Figure record listings:

[BEGIN]

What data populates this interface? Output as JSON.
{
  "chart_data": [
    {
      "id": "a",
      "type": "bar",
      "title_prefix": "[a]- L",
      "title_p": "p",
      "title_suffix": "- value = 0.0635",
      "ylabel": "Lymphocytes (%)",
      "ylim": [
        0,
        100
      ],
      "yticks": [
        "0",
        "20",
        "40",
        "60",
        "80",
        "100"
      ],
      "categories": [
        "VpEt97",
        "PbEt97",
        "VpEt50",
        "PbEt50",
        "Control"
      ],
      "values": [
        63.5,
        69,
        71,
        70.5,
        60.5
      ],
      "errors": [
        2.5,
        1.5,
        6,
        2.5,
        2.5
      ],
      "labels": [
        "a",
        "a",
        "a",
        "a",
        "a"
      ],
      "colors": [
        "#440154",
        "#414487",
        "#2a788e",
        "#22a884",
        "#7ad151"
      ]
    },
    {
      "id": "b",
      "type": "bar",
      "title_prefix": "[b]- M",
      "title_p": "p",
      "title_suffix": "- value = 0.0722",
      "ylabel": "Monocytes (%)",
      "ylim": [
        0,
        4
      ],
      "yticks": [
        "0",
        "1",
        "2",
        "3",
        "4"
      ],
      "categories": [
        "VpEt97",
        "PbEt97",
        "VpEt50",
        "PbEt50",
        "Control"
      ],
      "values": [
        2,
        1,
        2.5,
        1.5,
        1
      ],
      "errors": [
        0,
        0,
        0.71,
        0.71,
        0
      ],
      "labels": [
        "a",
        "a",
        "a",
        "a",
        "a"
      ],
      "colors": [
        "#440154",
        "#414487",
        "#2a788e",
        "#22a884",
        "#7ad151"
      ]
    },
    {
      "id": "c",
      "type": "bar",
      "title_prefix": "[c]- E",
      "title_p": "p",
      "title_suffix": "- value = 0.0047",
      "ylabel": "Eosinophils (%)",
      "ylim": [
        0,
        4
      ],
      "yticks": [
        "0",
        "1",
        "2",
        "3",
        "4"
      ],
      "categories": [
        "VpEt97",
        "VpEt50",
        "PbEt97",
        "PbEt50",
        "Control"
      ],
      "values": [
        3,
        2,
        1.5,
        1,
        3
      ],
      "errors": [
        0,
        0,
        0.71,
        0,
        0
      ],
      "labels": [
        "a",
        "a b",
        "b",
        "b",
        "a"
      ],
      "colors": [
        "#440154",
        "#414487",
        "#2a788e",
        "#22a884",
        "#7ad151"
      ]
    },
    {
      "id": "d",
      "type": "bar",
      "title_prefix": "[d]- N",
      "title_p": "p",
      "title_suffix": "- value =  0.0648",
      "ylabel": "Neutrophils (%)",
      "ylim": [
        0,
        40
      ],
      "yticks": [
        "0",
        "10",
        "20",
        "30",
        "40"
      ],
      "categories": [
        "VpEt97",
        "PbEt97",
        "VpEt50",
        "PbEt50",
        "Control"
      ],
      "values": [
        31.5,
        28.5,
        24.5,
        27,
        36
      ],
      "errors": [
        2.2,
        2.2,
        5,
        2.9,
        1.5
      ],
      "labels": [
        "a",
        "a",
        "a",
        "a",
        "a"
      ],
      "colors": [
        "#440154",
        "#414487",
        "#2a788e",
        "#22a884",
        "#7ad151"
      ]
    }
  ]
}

[END]

Return the whole listing exactly, with every line included.

What data populates this interface? Output as JSON.
{
  "chart_data": [
    {
      "id": "a",
      "type": "bar",
      "title_prefix": "[a]- L",
      "title_p": "p",
      "title_suffix": "- value = 0.0635",
      "ylabel": "Lymphocytes (%)",
      "ylim": [
        0,
        100
      ],
      "yticks": [
        "0",
        "20",
        "40",
        "60",
        "80",
        "100"
      ],
      "categories": [
        "VpEt97",
        "PbEt97",
        "VpEt50",
        "PbEt50",
        "Control"
      ],
      "values": [
        63.5,
        69,
        71,
        70.5,
        60.5
      ],
      "errors": [
        2.5,
        1.5,
        6,
        2.5,
        2.5
      ],
      "labels": [
        "a",
        "a",
        "a",
        "a",
        "a"
      ],
      "colors": [
        "#440154",
        "#414487",
        "#2a788e",
        "#22a884",
        "#7ad151"
      ]
    },
    {
      "id": "b",
      "type": "bar",
      "title_prefix": "[b]- M",
      "title_p": "p",
      "title_suffix": "- value = 0.0722",
      "ylabel": "Monocytes (%)",
      "ylim": [
        0,
        4
      ],
      "yticks": [
        "0",
        "1",
        "2",
        "3",
        "4"
      ],
      "categories": [
        "VpEt97",
        "PbEt97",
        "VpEt50",
        "PbEt50",
        "Control"
      ],
      "values": [
        2,
        1,
        2.5,
        1.5,
        1
      ],
      "errors": [
        0,
        0,
        0.71,
        0.71,
        0
      ],
      "labels": [
        "a",
        "a",
        "a",
        "a",
        "a"
      ],
      "colors": [
        "#440154",
        "#414487",
        "#2a788e",
        "#22a884",
        "#7ad151"
      ]
    },
    {
      "id": "c",
      "type": "bar",
      "title_prefix": "[c]- E",
      "title_p": "p",
      "title_suffix": "- value = 0.0047",
      "ylabel": "Eosinophils (%)",
      "ylim": [
        0,
        4
      ],
      "yticks": [
        "0",
        "1",
        "2",
        "3",
        "4"
      ],
      "categories": [
        "VpEt97",
        "VpEt50",
        "PbEt97",
        "PbEt50",
        "Control"
      ],
      "values": [
        3,
        2,
        1.5,
        1,
        3
      ],
      "errors": [
        0,
        0,
        0.71,
        0,
        0
      ],
      "labels": [
        "a",
        "a b",
        "b",
        "b",
        "a"
      ],
      "colors": [
        "#440154",
        "#414487",
        "#2a788e",
        "#22a884",
        "#7ad151"
      ]
    },
    {
      "id": "d",
      "type": "bar",
      "title_prefix": "[d]- N",
      "title_p": "p",
      "title_suffix": "- value =  0.0648",
      "ylabel": "Neutrophils (%)",
      "ylim": [
        0,
        40
      ],
      "yticks": [
        "0",
        "10",
        "20",
        "30",
        "40"
      ],
      "categories": [
        "VpEt97",
        "PbEt97",
        "VpEt50",
        "PbEt50",
        "Control"
      ],
      "values": [
        31.5,
        28.5,
        24.5,
        27,
        36
      ],
      "errors": [
        2.2,
        2.2,
        5,
        2.9,
        1.5
      ],
      "labels": [
        "a",
        "a",
        "a",
        "a",
        "a"
      ],
      "colors": [
        "#440154",
        "#414487",
        "#2a788e",
        "#22a884",
        "#7ad151"
      ]
    }
  ]
}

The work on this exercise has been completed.